## Your goal
Filter the entries, keeping every line with the word "support".

[begin Dataset]

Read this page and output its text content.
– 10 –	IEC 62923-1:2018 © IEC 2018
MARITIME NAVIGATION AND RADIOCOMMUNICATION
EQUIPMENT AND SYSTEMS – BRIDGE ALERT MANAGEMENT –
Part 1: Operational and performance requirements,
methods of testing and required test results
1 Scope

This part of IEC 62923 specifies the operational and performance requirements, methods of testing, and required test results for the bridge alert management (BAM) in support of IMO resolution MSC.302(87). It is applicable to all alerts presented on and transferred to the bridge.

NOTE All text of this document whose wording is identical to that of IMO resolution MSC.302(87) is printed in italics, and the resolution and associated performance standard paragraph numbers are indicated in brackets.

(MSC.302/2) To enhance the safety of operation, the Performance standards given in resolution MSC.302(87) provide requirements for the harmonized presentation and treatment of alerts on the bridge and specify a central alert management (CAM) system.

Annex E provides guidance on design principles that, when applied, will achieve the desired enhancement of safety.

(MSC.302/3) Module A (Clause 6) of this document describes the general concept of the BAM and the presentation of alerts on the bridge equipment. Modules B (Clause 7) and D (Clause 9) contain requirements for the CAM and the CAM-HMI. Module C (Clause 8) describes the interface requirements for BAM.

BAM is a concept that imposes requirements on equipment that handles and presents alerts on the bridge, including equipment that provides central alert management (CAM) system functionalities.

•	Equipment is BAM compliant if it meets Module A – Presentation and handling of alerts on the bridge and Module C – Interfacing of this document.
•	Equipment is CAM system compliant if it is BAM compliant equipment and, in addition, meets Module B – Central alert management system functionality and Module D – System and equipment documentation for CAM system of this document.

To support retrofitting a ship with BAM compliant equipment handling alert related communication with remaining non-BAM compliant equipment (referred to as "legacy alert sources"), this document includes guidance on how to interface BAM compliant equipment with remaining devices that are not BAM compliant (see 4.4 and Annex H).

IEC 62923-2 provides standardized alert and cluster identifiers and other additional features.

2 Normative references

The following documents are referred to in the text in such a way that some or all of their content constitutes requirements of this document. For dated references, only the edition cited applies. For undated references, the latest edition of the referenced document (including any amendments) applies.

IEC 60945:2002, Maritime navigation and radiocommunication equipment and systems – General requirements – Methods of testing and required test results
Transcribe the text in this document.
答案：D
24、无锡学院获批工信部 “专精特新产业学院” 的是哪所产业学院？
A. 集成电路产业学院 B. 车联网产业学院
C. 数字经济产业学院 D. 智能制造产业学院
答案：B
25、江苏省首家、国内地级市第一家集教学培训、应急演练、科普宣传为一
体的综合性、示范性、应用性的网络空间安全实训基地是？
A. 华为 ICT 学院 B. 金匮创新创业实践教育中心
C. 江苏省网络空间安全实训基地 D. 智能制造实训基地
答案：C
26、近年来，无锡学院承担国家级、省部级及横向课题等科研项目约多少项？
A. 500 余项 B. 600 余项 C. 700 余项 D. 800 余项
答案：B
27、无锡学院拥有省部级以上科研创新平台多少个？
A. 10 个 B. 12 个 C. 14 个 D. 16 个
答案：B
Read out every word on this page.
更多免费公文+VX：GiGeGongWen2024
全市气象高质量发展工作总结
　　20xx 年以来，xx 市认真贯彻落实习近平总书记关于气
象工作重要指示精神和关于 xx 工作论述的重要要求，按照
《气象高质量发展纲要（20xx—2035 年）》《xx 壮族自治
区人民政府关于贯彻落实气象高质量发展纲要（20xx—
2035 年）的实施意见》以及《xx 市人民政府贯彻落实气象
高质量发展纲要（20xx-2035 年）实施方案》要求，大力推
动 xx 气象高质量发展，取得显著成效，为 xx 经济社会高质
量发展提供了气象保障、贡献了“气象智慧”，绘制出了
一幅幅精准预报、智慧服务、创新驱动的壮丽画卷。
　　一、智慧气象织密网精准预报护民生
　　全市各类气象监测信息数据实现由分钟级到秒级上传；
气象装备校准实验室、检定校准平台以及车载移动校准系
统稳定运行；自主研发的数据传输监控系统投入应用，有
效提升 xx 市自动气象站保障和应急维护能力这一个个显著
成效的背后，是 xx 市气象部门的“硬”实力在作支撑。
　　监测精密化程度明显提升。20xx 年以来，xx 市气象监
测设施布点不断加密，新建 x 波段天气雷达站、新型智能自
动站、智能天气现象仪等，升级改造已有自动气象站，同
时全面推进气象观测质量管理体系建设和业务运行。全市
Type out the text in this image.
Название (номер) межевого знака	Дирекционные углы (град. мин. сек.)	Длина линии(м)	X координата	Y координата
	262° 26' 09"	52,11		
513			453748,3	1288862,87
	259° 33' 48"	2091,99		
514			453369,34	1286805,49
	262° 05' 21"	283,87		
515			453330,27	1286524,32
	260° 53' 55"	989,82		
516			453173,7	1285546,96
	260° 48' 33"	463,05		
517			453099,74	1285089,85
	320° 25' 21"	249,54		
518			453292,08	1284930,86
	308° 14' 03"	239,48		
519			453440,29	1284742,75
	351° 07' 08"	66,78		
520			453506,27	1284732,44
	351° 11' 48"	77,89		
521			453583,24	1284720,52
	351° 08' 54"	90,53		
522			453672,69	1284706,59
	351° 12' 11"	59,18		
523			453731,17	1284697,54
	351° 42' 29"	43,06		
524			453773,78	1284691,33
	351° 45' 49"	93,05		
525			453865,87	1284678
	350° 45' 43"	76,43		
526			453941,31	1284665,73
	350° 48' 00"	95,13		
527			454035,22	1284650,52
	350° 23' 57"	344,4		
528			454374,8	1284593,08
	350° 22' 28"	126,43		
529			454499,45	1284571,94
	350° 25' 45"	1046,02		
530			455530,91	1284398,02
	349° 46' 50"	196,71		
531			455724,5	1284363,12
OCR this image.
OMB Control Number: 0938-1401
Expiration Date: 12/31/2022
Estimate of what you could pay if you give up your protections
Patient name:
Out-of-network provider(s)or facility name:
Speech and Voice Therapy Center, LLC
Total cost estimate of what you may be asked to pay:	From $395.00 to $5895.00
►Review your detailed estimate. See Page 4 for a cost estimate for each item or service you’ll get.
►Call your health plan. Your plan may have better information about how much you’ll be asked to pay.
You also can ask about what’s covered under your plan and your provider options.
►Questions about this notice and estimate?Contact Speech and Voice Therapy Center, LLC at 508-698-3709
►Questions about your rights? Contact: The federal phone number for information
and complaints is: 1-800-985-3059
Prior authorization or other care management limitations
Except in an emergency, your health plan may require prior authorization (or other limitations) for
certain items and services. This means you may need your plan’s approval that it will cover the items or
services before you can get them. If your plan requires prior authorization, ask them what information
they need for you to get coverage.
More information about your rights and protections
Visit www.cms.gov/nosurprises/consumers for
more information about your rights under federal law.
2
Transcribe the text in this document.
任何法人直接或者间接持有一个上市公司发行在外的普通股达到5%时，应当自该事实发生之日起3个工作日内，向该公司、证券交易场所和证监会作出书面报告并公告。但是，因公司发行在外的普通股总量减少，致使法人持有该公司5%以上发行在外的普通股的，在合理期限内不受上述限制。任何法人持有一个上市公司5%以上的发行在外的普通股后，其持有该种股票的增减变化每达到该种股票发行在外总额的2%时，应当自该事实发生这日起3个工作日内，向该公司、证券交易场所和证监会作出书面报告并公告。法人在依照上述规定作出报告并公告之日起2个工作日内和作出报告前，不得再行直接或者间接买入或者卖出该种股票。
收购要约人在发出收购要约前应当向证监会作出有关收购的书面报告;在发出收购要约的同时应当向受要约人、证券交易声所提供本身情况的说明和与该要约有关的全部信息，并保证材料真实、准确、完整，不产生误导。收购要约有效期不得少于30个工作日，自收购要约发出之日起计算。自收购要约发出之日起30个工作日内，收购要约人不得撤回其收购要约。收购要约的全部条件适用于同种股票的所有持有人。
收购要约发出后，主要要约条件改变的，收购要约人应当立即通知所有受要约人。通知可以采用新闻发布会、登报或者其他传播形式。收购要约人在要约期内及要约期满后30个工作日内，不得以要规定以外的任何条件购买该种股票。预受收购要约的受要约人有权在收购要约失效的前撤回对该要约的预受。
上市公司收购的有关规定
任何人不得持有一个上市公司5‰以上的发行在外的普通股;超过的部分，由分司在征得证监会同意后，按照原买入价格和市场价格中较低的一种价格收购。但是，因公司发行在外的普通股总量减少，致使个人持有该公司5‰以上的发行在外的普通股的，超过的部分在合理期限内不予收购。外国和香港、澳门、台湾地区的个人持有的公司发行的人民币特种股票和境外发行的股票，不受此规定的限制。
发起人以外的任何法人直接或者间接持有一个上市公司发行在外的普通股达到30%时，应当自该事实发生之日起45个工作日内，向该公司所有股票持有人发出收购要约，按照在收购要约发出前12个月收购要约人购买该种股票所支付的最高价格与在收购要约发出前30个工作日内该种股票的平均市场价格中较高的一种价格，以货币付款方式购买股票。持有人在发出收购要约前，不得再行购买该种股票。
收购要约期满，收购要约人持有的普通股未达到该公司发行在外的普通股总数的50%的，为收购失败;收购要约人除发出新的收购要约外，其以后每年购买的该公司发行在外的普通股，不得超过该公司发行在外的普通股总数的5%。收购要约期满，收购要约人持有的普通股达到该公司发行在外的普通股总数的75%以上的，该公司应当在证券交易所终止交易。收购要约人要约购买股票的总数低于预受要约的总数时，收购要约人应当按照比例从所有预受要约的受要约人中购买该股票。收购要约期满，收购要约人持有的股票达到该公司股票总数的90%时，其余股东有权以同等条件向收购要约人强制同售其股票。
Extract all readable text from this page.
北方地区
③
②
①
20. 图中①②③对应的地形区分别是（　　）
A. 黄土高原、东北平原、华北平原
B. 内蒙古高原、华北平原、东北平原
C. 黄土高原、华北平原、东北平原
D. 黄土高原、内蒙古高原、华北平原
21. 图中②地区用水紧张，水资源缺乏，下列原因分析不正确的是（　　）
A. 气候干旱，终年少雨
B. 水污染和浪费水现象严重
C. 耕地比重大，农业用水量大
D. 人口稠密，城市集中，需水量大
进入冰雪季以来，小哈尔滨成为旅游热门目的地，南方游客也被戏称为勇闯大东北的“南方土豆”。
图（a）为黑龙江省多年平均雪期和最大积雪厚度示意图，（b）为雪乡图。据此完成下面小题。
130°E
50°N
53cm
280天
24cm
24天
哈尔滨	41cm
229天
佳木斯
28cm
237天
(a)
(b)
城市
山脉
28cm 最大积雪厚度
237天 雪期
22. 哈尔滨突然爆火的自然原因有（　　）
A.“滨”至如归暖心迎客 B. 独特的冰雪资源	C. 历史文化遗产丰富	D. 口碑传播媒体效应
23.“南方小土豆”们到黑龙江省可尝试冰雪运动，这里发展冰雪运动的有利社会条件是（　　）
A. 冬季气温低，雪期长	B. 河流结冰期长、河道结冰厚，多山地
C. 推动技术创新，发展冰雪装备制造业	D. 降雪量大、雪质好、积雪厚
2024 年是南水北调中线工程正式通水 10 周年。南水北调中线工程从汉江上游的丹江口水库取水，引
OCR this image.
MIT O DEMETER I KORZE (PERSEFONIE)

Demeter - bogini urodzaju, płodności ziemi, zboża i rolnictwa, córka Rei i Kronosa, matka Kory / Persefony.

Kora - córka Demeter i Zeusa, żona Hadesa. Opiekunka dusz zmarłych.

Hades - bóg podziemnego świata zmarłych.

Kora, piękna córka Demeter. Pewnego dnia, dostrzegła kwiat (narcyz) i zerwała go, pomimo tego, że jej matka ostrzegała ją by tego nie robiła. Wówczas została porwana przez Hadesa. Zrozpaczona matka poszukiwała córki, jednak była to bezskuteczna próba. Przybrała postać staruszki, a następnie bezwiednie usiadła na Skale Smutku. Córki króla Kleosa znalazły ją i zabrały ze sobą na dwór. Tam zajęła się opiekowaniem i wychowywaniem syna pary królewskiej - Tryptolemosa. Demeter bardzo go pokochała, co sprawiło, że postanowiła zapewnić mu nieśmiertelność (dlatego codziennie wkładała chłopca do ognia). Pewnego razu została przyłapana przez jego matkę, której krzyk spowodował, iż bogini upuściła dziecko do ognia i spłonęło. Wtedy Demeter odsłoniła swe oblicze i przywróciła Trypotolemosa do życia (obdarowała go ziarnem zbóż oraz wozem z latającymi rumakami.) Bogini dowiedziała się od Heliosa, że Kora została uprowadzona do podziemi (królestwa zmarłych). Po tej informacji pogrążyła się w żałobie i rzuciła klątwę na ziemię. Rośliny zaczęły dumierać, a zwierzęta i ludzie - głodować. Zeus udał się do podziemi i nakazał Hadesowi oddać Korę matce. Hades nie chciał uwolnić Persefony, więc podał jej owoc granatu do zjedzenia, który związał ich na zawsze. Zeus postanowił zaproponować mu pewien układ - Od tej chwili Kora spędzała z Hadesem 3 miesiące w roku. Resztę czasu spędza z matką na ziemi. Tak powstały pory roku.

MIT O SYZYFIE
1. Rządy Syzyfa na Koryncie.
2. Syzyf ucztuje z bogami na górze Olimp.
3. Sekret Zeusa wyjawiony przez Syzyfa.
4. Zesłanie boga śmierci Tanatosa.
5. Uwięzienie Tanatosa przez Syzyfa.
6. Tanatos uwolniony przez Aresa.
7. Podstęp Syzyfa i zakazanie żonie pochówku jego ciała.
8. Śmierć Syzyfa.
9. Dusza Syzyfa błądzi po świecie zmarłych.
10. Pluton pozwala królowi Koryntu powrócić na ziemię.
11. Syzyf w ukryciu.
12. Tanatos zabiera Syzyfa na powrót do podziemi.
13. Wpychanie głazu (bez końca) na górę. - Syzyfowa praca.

[end Dataset]

## Task result
This part of IEC 62923 specifies the operational and performance requirements, methods of testing, and required test results for the bridge alert management (BAM) in support of IMO resolution MSC.302(87). It is applicable to all alerts presented on and transferred to the bridge.
To support retrofitting a ship with BAM compliant equipment handling alert related communication with remaining non-BAM compliant equipment (referred to as "legacy alert sources"), this document includes guidance on how to interface BAM compliant equipment with remaining devices that are not BAM compliant (see 4.4 and Annex H).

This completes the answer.